>> BEGIN Source data

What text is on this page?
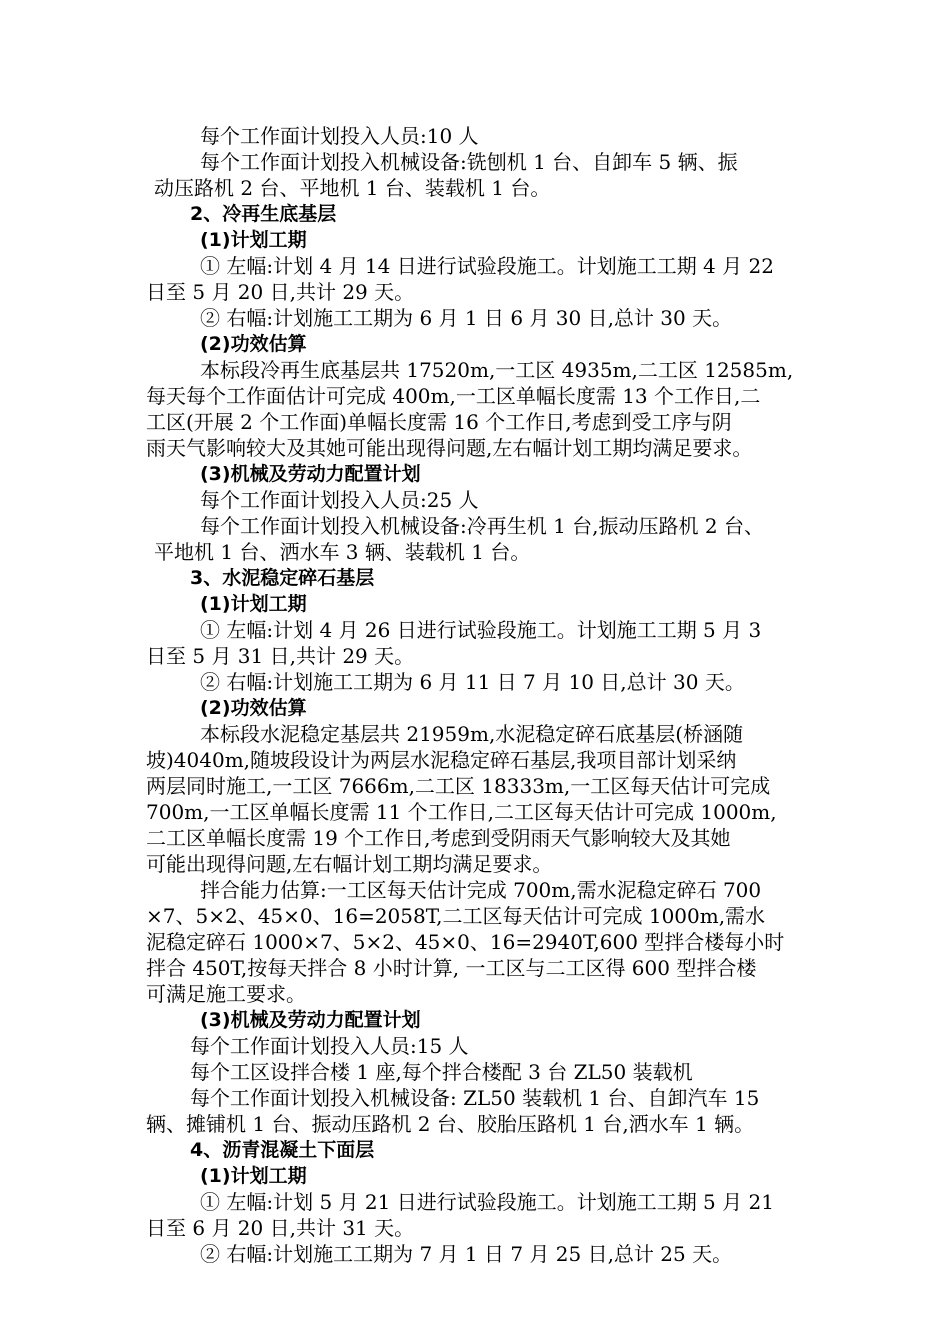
每个工作面计划投入人员:10 人
每个工作面计划投入机械设备:铣刨机 1 台、自卸车 5 辆、振
动压路机 2 台、平地机 1 台、装载机 1 台。
2、冷再生底基层
(1)计划工期
① 左幅:计划 4 月 14 日进行试验段施工。计划施工工期 4 月 22
日至 5 月 20 日,共计 29 天。
② 右幅:计划施工工期为 6 月 1 日 6 月 30 日,总计 30 天。
(2)功效估算
本标段冷再生底基层共 17520m,一工区 4935m,二工区 12585m,
每天每个工作面估计可完成 400m,一工区单幅长度需 13 个工作日,二
工区(开展 2 个工作面)单幅长度需 16 个工作日,考虑到受工序与阴
雨天气影响较大及其她可能出现得问题,左右幅计划工期均满足要求。
(3)机械及劳动力配置计划
每个工作面计划投入人员:25 人
每个工作面计划投入机械设备:冷再生机 1 台,振动压路机 2 台、
平地机 1 台、洒水车 3 辆、装载机 1 台。
3、水泥稳定碎石基层
(1)计划工期
① 左幅:计划 4 月 26 日进行试验段施工。计划施工工期 5 月 3
日至 5 月 31 日,共计 29 天。
② 右幅:计划施工工期为 6 月 11 日 7 月 10 日,总计 30 天。
(2)功效估算
本标段水泥稳定基层共 21959m,水泥稳定碎石底基层(桥涵随
坡)4040m,随坡段设计为两层水泥稳定碎石基层,我项目部计划采纳
两层同时施工,一工区 7666m,二工区 18333m,一工区每天估计可完成
700m,一工区单幅长度需 11 个工作日,二工区每天估计可完成 1000m,
二工区单幅长度需 19 个工作日,考虑到受阴雨天气影响较大及其她
可能出现得问题,左右幅计划工期均满足要求。
拌合能力估算:一工区每天估计完成 700m,需水泥稳定碎石 700
×7、5×2、45×0、16=2058T,二工区每天估计可完成 1000m,需水
泥稳定碎石 1000×7、5×2、45×0、16=2940T,600 型拌合楼每小时
拌合 450T,按每天拌合 8 小时计算, 一工区与二工区得 600 型拌合楼
可满足施工要求。
(3)机械及劳动力配置计划
每个工作面计划投入人员:15 人
每个工区设拌合楼 1 座,每个拌合楼配 3 台 ZL50 装载机
每个工作面计划投入机械设备: ZL50 装载机 1 台、自卸汽车 15
辆、摊铺机 1 台、振动压路机 2 台、胶胎压路机 1 台,洒水车 1 辆。
4、沥青混凝土下面层
(1)计划工期
① 左幅:计划 5 月 21 日进行试验段施工。计划施工工期 5 月 21
日至 6 月 20 日,共计 31 天。
② 右幅:计划施工工期为 7 月 1 日 7 月 25 日,总计 25 天。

>> END Source data

Instructions for the task | Copy all lines in the listing above where the string "每个工作面计划投入人员" appears.

Output |
每个工作面计划投入人员:10 人
每个工作面计划投入人员:25 人
每个工作面计划投入人员:15 人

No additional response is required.